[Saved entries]
§

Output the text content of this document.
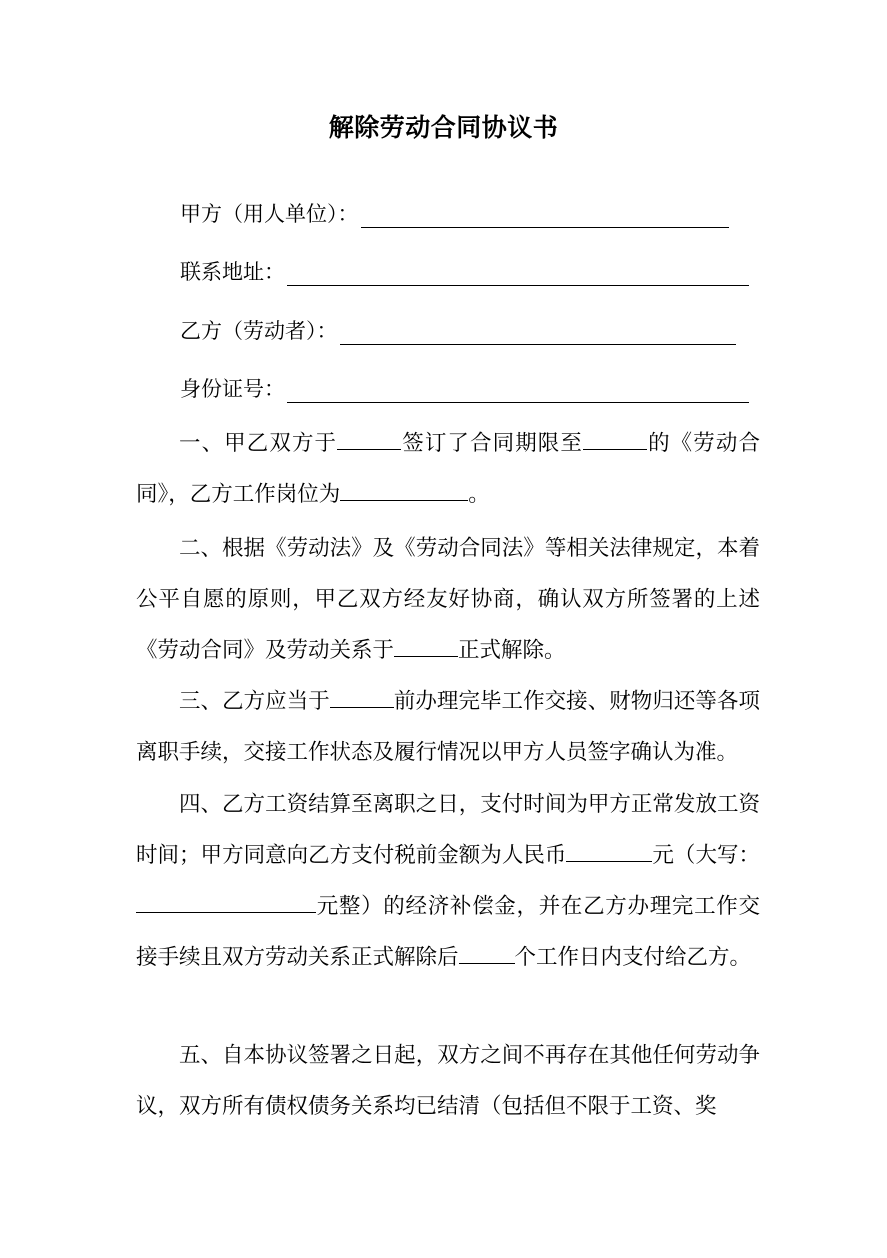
解除劳动合同协议书
甲方（用人单位）：
联系地址：
乙方（劳动者）：
身份证号：
一、甲乙双方于	签订了合同期限至	的《劳动合同》，乙方工作岗位为	。
二、根据《劳动法》及《劳动合同法》等相关法律规定，本着公平自愿的原则，甲乙双方经友好协商，确认双方所签署的上述《劳动合同》及劳动关系于	正式解除。
三、乙方应当于	前办理完毕工作交接、财物归还等各项离职手续，交接工作状态及履行情况以甲方人员签字确认为准。
四、乙方工资结算至离职之日，支付时间为甲方正常发放工资时间；甲方同意向乙方支付税前金额为人民币	元（大写：元整）的经济补偿金，并在乙方办理完工作交接手续且双方劳动关系正式解除后	个工作日内支付给乙方。
五、自本协议签署之日起，双方之间不再存在其他任何劳动争议，双方所有债权债务关系均已结清（包括但不限于工资、奖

§

Aim =>
Leave out the pictures, and give all the records again exactly.

Response below =>
Output the text content of this document.
解除劳动合同协议书
甲方（用人单位）：
联系地址：
乙方（劳动者）：
身份证号：
一、甲乙双方于	签订了合同期限至	的《劳动合同》，乙方工作岗位为	。
二、根据《劳动法》及《劳动合同法》等相关法律规定，本着公平自愿的原则，甲乙双方经友好协商，确认双方所签署的上述《劳动合同》及劳动关系于	正式解除。
三、乙方应当于	前办理完毕工作交接、财物归还等各项离职手续，交接工作状态及履行情况以甲方人员签字确认为准。
四、乙方工资结算至离职之日，支付时间为甲方正常发放工资时间；甲方同意向乙方支付税前金额为人民币	元（大写：元整）的经济补偿金，并在乙方办理完工作交接手续且双方劳动关系正式解除后	个工作日内支付给乙方。
五、自本协议签署之日起，双方之间不再存在其他任何劳动争议，双方所有债权债务关系均已结清（包括但不限于工资、奖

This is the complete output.